(Rows from a figure dataset)
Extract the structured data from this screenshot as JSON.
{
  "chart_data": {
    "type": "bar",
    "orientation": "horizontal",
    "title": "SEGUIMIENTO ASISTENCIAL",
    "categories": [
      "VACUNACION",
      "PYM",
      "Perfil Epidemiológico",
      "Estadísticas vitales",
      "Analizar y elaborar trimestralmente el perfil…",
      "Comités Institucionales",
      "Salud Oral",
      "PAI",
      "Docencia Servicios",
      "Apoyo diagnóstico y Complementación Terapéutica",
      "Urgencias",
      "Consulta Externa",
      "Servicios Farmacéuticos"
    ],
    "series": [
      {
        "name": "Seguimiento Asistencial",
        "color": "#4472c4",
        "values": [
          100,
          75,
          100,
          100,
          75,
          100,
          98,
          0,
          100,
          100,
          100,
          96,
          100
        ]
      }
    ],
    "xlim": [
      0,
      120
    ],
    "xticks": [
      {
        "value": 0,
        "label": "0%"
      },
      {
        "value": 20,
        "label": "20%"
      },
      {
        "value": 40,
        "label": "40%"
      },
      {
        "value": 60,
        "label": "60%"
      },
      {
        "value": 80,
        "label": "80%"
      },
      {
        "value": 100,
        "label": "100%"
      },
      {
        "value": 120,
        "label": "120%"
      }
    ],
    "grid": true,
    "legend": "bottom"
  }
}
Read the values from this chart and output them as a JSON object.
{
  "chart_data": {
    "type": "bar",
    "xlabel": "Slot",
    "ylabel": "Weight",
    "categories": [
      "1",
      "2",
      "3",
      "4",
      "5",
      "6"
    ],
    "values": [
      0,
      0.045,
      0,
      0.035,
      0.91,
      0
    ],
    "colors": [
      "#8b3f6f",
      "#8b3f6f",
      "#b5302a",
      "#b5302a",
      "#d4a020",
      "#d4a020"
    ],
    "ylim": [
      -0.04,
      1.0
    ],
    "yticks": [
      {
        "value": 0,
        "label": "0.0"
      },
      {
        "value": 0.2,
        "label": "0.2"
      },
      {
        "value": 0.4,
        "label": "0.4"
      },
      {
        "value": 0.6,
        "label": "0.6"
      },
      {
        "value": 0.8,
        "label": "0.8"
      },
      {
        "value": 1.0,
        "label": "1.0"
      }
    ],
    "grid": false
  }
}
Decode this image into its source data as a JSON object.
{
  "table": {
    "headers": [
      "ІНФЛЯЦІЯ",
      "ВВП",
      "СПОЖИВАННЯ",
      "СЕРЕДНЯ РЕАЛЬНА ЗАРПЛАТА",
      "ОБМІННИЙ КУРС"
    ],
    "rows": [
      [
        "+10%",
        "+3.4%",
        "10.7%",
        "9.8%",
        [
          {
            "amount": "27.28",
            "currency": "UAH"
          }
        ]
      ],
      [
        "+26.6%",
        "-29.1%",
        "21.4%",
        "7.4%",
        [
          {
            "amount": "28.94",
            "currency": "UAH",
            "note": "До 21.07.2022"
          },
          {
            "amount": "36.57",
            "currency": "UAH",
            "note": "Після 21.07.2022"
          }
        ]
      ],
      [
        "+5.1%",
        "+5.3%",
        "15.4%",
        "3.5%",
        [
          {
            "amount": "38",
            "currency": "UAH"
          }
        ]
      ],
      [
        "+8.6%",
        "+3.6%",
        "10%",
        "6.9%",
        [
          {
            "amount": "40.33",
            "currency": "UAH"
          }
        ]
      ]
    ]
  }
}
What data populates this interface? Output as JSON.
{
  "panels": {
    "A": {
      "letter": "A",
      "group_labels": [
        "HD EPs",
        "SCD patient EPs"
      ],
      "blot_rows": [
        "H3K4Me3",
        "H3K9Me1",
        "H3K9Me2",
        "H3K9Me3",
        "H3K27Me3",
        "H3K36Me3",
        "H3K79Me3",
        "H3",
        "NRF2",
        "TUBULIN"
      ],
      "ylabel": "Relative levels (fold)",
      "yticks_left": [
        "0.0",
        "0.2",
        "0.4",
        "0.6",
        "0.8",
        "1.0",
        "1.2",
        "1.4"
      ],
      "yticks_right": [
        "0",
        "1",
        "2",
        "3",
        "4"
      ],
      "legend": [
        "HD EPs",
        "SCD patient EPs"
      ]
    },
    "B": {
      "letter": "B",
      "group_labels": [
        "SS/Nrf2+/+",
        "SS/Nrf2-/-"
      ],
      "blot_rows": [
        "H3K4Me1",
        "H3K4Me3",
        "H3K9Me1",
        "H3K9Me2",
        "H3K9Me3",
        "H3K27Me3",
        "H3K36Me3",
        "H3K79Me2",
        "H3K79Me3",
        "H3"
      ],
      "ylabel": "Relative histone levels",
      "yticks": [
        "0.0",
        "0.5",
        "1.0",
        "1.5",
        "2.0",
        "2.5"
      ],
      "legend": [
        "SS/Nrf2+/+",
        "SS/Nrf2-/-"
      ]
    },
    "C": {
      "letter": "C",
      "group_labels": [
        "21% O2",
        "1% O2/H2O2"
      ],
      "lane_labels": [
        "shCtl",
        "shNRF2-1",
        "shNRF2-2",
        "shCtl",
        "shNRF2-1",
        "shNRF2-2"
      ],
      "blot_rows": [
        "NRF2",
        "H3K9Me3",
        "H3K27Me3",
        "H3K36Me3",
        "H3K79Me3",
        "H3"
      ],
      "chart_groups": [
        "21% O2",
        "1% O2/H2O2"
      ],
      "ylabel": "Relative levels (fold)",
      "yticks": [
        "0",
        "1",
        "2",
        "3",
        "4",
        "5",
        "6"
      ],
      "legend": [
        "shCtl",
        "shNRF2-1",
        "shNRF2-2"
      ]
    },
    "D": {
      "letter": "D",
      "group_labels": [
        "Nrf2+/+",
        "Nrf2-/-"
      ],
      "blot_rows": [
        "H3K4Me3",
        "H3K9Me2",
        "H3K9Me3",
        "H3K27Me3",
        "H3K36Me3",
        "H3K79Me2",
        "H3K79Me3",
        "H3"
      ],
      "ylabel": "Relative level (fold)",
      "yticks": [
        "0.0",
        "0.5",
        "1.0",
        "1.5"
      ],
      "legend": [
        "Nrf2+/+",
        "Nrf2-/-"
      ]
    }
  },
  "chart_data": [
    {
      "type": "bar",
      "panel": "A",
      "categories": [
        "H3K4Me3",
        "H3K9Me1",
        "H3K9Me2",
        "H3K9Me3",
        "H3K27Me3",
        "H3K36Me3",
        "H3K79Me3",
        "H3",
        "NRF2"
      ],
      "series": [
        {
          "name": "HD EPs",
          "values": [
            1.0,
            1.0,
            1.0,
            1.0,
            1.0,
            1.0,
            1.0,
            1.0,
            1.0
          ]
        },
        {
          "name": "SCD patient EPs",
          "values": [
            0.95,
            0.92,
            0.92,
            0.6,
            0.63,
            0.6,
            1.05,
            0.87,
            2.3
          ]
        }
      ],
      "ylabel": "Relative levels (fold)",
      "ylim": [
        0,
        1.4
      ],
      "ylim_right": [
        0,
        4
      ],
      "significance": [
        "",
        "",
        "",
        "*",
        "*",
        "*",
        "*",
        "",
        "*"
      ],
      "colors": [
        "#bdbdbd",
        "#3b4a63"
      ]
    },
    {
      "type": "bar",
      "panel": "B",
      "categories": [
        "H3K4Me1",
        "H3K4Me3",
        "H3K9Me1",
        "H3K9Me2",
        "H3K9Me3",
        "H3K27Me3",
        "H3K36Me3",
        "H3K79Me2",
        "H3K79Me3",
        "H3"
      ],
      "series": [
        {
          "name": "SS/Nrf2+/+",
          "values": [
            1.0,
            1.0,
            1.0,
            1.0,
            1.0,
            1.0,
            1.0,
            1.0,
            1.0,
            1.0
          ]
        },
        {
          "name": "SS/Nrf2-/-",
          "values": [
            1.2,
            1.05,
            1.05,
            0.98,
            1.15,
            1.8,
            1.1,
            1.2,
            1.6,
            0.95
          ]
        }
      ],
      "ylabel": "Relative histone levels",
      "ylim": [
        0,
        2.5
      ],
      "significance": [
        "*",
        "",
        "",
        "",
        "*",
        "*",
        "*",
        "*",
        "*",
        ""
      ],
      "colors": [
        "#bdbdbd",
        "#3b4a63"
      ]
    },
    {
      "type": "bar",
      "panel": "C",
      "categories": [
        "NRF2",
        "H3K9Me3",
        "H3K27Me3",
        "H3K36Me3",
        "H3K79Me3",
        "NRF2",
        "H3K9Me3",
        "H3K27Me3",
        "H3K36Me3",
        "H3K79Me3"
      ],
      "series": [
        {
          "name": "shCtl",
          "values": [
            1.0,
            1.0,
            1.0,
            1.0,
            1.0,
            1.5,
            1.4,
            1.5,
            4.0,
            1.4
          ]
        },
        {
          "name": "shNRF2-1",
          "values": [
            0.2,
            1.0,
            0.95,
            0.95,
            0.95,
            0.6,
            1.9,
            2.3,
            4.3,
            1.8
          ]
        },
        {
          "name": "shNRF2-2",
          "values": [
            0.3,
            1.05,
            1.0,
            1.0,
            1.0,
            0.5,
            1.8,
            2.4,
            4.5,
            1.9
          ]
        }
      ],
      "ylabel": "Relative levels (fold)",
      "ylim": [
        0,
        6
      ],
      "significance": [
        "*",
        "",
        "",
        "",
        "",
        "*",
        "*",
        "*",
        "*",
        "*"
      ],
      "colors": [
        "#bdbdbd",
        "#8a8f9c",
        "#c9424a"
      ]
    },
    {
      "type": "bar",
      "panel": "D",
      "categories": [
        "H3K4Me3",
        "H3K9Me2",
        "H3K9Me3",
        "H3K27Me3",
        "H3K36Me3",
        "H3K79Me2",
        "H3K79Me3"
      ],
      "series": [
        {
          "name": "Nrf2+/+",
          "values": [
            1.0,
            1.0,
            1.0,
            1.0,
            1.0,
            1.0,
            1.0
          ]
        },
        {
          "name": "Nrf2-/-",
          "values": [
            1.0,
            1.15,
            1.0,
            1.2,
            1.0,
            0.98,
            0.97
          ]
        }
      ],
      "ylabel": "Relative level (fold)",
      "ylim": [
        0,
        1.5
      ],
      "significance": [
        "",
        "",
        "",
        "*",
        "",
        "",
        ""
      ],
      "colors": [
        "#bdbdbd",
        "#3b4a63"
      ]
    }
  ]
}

> _Aim_
From the entries above, return each line with the word "name" in it.

> _Reply_
        "name": "Seguimiento Asistencial",
          "name": "HD EPs",
          "name": "SCD patient EPs",
          "name": "SS/Nrf2+/+",
          "name": "SS/Nrf2-/-",
          "name": "shCtl",
          "name": "shNRF2-1",
          "name": "shNRF2-2",
          "name": "Nrf2+/+",
          "name": "Nrf2-/-",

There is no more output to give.